--- Start ---

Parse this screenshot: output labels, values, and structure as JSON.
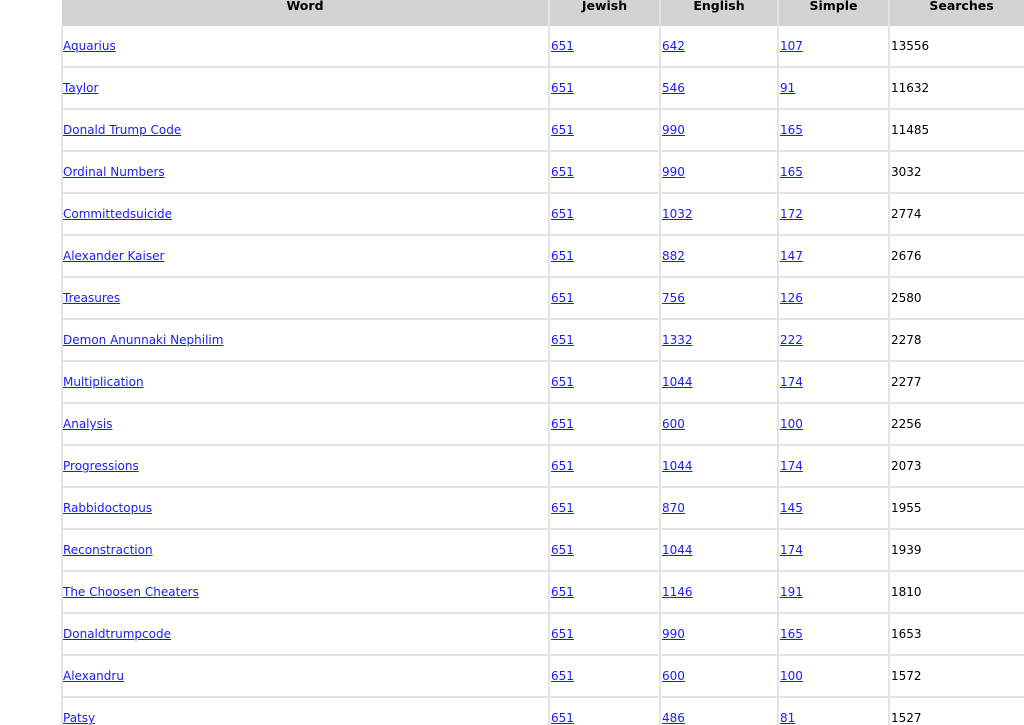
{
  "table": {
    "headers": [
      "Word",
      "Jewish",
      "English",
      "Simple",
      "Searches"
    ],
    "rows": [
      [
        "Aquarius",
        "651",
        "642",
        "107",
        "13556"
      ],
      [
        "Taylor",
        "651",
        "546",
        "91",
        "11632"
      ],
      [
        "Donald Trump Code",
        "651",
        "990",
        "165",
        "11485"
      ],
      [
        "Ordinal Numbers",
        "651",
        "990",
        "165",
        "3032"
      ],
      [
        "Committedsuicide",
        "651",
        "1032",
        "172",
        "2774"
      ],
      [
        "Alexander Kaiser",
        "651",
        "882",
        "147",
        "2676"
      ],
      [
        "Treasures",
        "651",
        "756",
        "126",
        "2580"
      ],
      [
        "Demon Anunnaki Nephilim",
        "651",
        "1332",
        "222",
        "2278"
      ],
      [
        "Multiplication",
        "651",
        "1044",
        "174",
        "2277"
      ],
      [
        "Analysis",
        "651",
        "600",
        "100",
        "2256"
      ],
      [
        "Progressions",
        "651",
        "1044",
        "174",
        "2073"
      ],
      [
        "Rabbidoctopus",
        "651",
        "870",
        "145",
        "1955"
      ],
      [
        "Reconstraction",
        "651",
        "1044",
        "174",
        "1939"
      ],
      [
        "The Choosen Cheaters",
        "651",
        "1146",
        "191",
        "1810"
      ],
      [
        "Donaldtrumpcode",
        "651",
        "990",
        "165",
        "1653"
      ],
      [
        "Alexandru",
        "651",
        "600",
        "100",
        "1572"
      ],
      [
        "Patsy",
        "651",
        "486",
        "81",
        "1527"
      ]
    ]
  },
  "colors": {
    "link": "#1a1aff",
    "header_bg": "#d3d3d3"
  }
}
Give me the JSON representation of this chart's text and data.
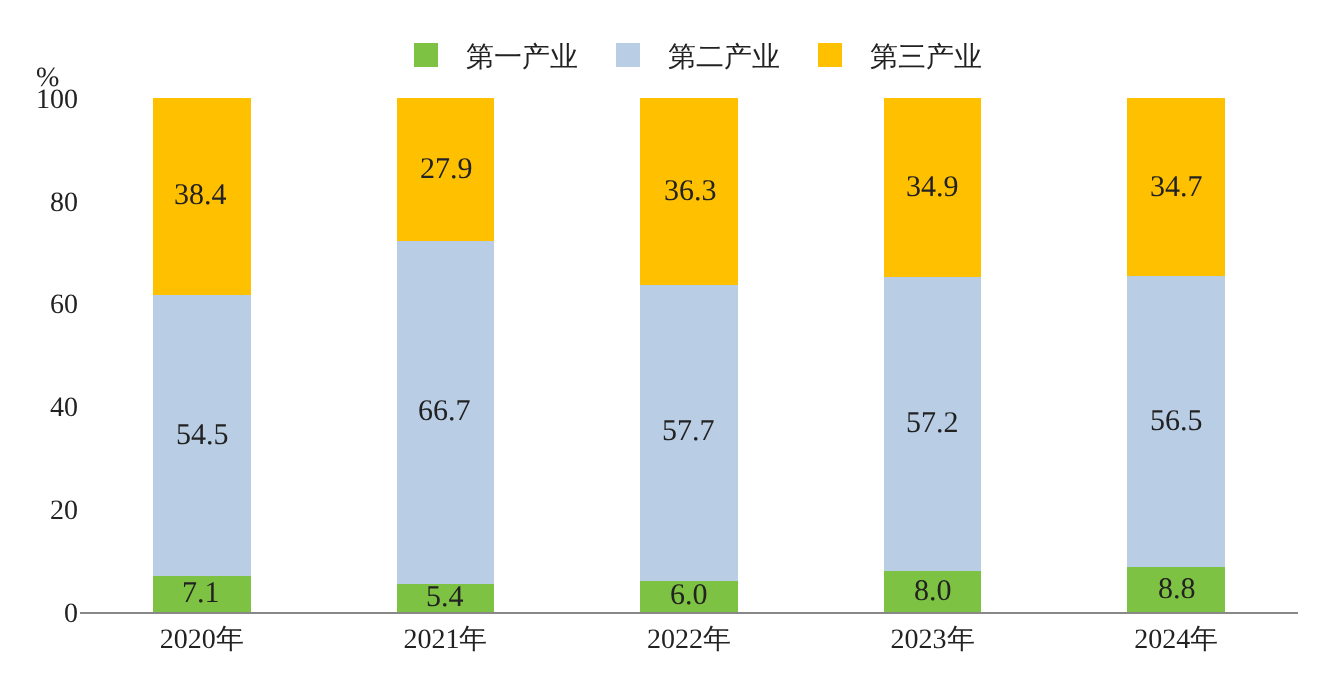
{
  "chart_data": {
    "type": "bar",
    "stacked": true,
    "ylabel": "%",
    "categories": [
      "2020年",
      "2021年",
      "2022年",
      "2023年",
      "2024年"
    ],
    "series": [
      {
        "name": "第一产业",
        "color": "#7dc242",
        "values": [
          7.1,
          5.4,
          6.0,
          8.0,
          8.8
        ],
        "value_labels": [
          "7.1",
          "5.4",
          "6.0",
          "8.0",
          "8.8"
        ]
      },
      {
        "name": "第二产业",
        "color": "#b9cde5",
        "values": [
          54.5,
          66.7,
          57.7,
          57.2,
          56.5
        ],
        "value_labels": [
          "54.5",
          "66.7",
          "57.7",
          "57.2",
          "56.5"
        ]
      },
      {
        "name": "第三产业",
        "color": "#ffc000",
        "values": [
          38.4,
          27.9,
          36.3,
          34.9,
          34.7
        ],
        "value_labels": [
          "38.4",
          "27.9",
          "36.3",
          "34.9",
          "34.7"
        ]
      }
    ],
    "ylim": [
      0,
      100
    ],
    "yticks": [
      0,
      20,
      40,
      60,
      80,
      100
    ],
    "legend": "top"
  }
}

--- End ---

WHAT THIS TASK INVOLVES:
The entries above should be reproduced exactly, without their pictures.

SOLUTION FOR THIS PROBLEM:
Parse this screenshot: output labels, values, and structure as JSON.
{
  "table": {
    "headers": [
      "Word",
      "Jewish",
      "English",
      "Simple",
      "Searches"
    ],
    "rows": [
      [
        "Aquarius",
        "651",
        "642",
        "107",
        "13556"
      ],
      [
        "Taylor",
        "651",
        "546",
        "91",
        "11632"
      ],
      [
        "Donald Trump Code",
        "651",
        "990",
        "165",
        "11485"
      ],
      [
        "Ordinal Numbers",
        "651",
        "990",
        "165",
        "3032"
      ],
      [
        "Committedsuicide",
        "651",
        "1032",
        "172",
        "2774"
      ],
      [
        "Alexander Kaiser",
        "651",
        "882",
        "147",
        "2676"
      ],
      [
        "Treasures",
        "651",
        "756",
        "126",
        "2580"
      ],
      [
        "Demon Anunnaki Nephilim",
        "651",
        "1332",
        "222",
        "2278"
      ],
      [
        "Multiplication",
        "651",
        "1044",
        "174",
        "2277"
      ],
      [
        "Analysis",
        "651",
        "600",
        "100",
        "2256"
      ],
      [
        "Progressions",
        "651",
        "1044",
        "174",
        "2073"
      ],
      [
        "Rabbidoctopus",
        "651",
        "870",
        "145",
        "1955"
      ],
      [
        "Reconstraction",
        "651",
        "1044",
        "174",
        "1939"
      ],
      [
        "The Choosen Cheaters",
        "651",
        "1146",
        "191",
        "1810"
      ],
      [
        "Donaldtrumpcode",
        "651",
        "990",
        "165",
        "1653"
      ],
      [
        "Alexandru",
        "651",
        "600",
        "100",
        "1572"
      ],
      [
        "Patsy",
        "651",
        "486",
        "81",
        "1527"
      ]
    ]
  },
  "colors": {
    "link": "#1a1aff",
    "header_bg": "#d3d3d3"
  }
}
Give me the JSON representation of this chart's text and data.
{
  "chart_data": {
    "type": "bar",
    "stacked": true,
    "ylabel": "%",
    "categories": [
      "2020年",
      "2021年",
      "2022年",
      "2023年",
      "2024年"
    ],
    "series": [
      {
        "name": "第一产业",
        "color": "#7dc242",
        "values": [
          7.1,
          5.4,
          6.0,
          8.0,
          8.8
        ],
        "value_labels": [
          "7.1",
          "5.4",
          "6.0",
          "8.0",
          "8.8"
        ]
      },
      {
        "name": "第二产业",
        "color": "#b9cde5",
        "values": [
          54.5,
          66.7,
          57.7,
          57.2,
          56.5
        ],
        "value_labels": [
          "54.5",
          "66.7",
          "57.7",
          "57.2",
          "56.5"
        ]
      },
      {
        "name": "第三产业",
        "color": "#ffc000",
        "values": [
          38.4,
          27.9,
          36.3,
          34.9,
          34.7
        ],
        "value_labels": [
          "38.4",
          "27.9",
          "36.3",
          "34.9",
          "34.7"
        ]
      }
    ],
    "ylim": [
      0,
      100
    ],
    "yticks": [
      0,
      20,
      40,
      60,
      80,
      100
    ],
    "legend": "top"
  }
}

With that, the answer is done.